• _EXERCISE PASSAGE_:
=== Begin Enclosure ===
Let me start with a quick run up of what happened.
When we first got news of Hurricane Matthew, Everyone wasn't to stressed out about it here in North Carolina. We never get hit. We'll get rain and that's about it. So we all stocked up on water and food. Since we expected the power to go out.
The original route of Hurricane Matthew was suppose to go back out to sea after it got to South Carolina. However, it made a sudden and sharp turn into North Carolina.
My husband and I were actually not home when it first hit. We were in a separate town further west of NC. Enjoying the quiet weekend. While we were in this town, the rain hit. Then came the wind.
We knew it was getting bad so we headed home. When we arrived home, we both practically flipped out.
On October 8th, 2016, North Carolina was hit by Hurricane Matthew.
About a week or two prior to Hurricane Matthew, we had received a lot of rain. and when I say a lot of rain, I mean a LOT.
This was Downtown Fayetteville, from that rain storm.
So naturally, the ground was still full of water.
=== End Enclosure ===
[Stored data entries]
=== Begin Enclosure ===
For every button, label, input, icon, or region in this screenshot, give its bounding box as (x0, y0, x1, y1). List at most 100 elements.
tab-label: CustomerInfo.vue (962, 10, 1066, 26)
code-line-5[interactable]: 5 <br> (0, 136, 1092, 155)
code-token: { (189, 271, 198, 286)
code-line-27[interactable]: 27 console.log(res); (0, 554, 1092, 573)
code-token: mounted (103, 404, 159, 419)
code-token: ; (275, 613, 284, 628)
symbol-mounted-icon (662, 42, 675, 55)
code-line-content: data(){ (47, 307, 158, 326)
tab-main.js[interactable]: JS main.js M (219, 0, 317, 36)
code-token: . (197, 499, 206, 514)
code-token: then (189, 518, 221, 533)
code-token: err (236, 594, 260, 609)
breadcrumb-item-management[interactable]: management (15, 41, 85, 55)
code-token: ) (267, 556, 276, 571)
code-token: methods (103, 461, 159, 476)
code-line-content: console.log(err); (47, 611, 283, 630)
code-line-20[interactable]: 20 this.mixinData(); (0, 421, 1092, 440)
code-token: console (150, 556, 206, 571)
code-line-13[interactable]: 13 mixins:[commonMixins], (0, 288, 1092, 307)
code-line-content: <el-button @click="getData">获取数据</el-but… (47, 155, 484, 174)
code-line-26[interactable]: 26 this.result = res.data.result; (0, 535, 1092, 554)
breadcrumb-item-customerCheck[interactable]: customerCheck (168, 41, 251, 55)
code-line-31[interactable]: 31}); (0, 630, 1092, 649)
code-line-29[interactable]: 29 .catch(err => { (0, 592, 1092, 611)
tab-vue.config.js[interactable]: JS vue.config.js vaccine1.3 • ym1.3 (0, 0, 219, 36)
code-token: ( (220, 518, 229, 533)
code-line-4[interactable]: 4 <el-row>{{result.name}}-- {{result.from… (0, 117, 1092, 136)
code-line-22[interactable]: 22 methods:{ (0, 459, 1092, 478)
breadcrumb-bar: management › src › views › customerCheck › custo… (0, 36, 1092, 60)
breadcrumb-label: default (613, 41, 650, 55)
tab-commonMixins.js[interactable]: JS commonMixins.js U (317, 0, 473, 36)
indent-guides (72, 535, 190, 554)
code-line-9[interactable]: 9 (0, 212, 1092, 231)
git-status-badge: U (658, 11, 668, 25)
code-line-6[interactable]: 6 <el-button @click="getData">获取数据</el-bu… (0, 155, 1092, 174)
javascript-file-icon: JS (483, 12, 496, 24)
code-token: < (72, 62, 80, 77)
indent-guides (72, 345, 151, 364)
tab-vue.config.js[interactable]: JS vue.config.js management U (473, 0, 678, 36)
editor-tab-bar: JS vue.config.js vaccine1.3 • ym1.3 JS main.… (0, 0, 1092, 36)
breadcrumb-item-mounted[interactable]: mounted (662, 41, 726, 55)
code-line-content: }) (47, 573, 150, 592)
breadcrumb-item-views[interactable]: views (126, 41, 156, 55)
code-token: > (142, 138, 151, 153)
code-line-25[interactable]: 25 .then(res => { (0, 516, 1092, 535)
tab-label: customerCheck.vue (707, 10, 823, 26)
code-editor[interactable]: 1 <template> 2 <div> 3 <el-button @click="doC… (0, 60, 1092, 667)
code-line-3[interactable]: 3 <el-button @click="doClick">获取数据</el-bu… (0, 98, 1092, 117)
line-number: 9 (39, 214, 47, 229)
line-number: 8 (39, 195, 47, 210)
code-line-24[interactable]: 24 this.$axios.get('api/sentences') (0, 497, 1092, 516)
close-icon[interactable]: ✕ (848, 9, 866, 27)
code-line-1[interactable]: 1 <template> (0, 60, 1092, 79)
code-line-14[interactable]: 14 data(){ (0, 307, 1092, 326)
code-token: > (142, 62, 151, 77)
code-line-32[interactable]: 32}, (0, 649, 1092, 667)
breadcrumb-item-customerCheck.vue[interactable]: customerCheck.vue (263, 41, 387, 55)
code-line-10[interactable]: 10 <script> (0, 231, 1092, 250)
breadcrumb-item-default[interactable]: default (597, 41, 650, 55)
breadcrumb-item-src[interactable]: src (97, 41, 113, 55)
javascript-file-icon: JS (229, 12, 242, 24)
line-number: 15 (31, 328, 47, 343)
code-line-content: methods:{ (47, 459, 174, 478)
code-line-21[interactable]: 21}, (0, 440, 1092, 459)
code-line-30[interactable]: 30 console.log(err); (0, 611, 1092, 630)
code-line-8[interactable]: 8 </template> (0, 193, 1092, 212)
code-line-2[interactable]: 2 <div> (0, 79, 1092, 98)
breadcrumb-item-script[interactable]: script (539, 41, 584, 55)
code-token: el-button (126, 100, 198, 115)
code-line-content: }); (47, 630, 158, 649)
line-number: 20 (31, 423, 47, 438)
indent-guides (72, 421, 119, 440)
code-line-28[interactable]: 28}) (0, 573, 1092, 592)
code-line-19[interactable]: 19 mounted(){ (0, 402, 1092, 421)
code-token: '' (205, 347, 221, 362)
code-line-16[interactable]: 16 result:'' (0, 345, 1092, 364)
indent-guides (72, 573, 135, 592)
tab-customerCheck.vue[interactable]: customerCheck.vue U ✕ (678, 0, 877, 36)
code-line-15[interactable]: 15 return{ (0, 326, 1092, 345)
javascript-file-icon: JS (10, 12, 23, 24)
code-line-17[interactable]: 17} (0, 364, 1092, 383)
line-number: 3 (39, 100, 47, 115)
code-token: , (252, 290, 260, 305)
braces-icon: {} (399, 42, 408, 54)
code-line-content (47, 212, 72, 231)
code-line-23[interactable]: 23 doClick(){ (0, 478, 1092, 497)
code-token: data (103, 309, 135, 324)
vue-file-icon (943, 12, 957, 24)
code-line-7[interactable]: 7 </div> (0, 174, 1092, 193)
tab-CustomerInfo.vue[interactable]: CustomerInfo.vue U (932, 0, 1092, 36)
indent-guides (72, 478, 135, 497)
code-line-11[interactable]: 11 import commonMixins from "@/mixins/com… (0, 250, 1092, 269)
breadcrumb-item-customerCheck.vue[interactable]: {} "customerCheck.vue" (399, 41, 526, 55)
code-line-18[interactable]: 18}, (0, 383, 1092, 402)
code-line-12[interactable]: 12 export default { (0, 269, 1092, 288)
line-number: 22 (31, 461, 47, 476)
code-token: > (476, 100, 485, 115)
=== End Enclosure ===
• _TASKS TO COMPLETE_:
**A.** Quote the Hurricane Matthew account from "Let me start" to "came the wind.".
**B.** Continue the account of Hurricane Matthew in North Carolina, starting after its last sentence.
The data above comes from a separate source.

• _RESULTS OF THE TASKS_:
**A.**
Let me start with a quick run up of what happened.
When we first got news of Hurricane Matthew, Everyone wasn't to stressed out about it here in North Carolina. We never get hit. We'll get rain and that's about it. So we all stocked up on water and food. Since we expected the power to go out.
The original route of Hurricane Matthew was suppose to go back out to sea after it got to South Carolina. However, it made a sudden and sharp turn into North Carolina.
My husband and I were actually not home when it first hit. We were in a separate town further west of NC. Enjoying the quiet weekend. While we were in this town, the rain hit. Then came the wind.

**B.**
At this time I had two ponds next to my house. When we returned home one pond over flowed and washed out my driveway. My husband and I had to take our shoes off and wade through rushing water to get to our house. Hubby immediately got his keys out of the house and drove his work truck out of my yard and parked it up at my neighbors' house.
In the meantime, I was in the house packing a suitcase of clothes and loaded everything we'd need over night into my truck. Including my two furchildren. My husband and I both had a nagging thought that we needed to grab our important paperwork. Birth Certificates, SSCards, ect.... so we did.
After packing and loading restless doggies into the truck, we fought against the water and by some miracle we got the truck out. We drove over to my in-laws to stay the night.
The next morning we rescued my neighbors by cutting down a tree that blocked them from getting out. So after being covered in sawdust and sweat, we loaded into my husbands work truck and drove down to the house. Only to be greeted by this sight.
I started to cry.
This was the TOP of my driveway (I lived down in a valley) and I knew what this meant.
I had lost my house.
The Cape Fear River, by this time, had over flowed and submerged my house.
My husband and I stressed about what to do. Both of us work full time jobs and we hardly had anything to fall on at this point. We lived with my inlaws, in a tiny spare bedroom, for the next 2 months.
Three days after the Hurricane passed, my husband and I spent our 2 year anniversary at my inlaws house trying to figure out what our next steps were. We didn't really celebrate it, since we had other things in mind.
The next weekend, a friend of ours came to town and helped us go down to our house and start going through what was left to see what we could salvage.
Hubby in the front door of the house.
What was left of the bedroom.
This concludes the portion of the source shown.